-- PROBLEM TO SOLVE --
In the lines below, count those containing the word "heart" and give the number alone.

-- INPUT MATERIAL --
--------------------------------

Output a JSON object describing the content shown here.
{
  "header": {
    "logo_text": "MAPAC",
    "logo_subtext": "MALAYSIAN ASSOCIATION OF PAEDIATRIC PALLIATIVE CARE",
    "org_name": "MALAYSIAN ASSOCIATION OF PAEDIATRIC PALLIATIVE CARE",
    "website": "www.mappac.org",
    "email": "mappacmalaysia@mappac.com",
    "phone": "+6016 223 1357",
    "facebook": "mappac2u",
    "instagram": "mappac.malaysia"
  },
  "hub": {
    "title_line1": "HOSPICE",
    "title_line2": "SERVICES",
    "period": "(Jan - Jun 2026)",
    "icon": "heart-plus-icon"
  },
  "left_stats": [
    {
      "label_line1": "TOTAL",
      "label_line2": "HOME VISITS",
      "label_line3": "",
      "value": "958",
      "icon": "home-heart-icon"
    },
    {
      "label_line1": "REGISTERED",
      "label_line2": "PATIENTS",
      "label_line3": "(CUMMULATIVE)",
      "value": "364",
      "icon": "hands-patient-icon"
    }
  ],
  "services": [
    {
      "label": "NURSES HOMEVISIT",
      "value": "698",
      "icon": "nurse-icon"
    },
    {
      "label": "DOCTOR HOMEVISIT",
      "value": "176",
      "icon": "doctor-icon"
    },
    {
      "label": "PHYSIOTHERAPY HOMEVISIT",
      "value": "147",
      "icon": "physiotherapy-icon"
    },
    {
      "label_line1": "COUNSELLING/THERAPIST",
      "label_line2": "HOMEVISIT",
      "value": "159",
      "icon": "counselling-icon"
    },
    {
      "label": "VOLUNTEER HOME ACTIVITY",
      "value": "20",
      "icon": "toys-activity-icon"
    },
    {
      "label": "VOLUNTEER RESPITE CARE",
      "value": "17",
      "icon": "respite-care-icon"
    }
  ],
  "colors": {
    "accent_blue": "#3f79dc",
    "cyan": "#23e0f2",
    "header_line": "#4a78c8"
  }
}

--------------------------------

-- FINISHED EXERCISE --
2